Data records

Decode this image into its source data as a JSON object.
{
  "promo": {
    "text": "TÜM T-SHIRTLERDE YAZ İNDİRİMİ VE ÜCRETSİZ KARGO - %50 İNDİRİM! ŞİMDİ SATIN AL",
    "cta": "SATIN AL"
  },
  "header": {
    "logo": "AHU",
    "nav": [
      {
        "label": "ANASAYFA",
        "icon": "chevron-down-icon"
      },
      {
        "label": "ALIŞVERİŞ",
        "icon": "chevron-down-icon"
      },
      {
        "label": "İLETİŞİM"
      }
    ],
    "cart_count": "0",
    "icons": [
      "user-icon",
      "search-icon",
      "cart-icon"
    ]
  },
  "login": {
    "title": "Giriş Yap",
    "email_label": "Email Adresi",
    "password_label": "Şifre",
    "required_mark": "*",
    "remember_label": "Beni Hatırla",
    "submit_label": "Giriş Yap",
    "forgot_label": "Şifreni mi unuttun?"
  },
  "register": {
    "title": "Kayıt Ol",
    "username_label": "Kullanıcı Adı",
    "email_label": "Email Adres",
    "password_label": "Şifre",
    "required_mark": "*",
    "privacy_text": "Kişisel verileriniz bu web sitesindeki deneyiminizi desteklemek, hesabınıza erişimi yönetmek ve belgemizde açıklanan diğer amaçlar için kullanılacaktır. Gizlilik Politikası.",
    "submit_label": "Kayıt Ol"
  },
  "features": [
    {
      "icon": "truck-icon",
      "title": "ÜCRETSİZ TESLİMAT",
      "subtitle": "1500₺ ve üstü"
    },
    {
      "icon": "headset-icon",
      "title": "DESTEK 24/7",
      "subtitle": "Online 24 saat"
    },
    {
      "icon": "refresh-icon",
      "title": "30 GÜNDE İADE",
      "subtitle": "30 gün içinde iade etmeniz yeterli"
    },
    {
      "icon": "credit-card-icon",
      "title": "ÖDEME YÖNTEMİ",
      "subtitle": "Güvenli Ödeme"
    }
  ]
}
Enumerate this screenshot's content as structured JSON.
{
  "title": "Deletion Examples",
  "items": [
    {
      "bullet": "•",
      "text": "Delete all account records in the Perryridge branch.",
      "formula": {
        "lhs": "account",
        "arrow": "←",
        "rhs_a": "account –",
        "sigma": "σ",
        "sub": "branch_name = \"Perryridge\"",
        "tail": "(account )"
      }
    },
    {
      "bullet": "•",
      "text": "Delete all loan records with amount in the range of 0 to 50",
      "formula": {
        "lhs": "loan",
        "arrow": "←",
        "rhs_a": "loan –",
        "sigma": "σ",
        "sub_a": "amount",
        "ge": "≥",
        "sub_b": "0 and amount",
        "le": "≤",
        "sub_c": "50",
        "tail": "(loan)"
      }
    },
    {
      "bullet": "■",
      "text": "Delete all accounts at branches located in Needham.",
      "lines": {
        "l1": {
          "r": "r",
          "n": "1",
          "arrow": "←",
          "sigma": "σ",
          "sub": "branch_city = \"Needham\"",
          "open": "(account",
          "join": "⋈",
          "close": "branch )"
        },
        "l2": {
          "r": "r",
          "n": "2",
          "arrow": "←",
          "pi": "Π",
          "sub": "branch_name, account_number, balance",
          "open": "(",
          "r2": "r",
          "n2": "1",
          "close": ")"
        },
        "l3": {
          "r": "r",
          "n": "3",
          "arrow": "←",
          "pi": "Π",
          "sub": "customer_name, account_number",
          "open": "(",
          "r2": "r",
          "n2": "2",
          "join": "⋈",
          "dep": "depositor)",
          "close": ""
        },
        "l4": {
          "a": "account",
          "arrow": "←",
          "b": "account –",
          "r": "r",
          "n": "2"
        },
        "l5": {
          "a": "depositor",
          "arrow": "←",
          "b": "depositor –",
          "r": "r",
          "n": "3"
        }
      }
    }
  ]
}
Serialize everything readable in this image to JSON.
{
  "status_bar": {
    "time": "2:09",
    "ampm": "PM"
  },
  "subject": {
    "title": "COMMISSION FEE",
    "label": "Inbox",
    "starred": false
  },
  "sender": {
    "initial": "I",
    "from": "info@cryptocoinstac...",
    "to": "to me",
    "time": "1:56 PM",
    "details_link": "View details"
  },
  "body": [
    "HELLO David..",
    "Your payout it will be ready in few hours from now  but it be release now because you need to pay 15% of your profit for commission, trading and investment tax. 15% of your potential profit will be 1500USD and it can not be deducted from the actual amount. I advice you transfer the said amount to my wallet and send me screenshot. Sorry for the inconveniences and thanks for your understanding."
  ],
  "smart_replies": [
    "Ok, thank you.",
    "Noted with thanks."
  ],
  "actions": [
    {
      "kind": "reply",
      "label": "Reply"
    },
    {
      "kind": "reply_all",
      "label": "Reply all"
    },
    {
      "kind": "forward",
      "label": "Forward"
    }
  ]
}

**Directive**
Using the material above, state how many lines include the string "thanks". Answer with a single number.

**Written answer**
2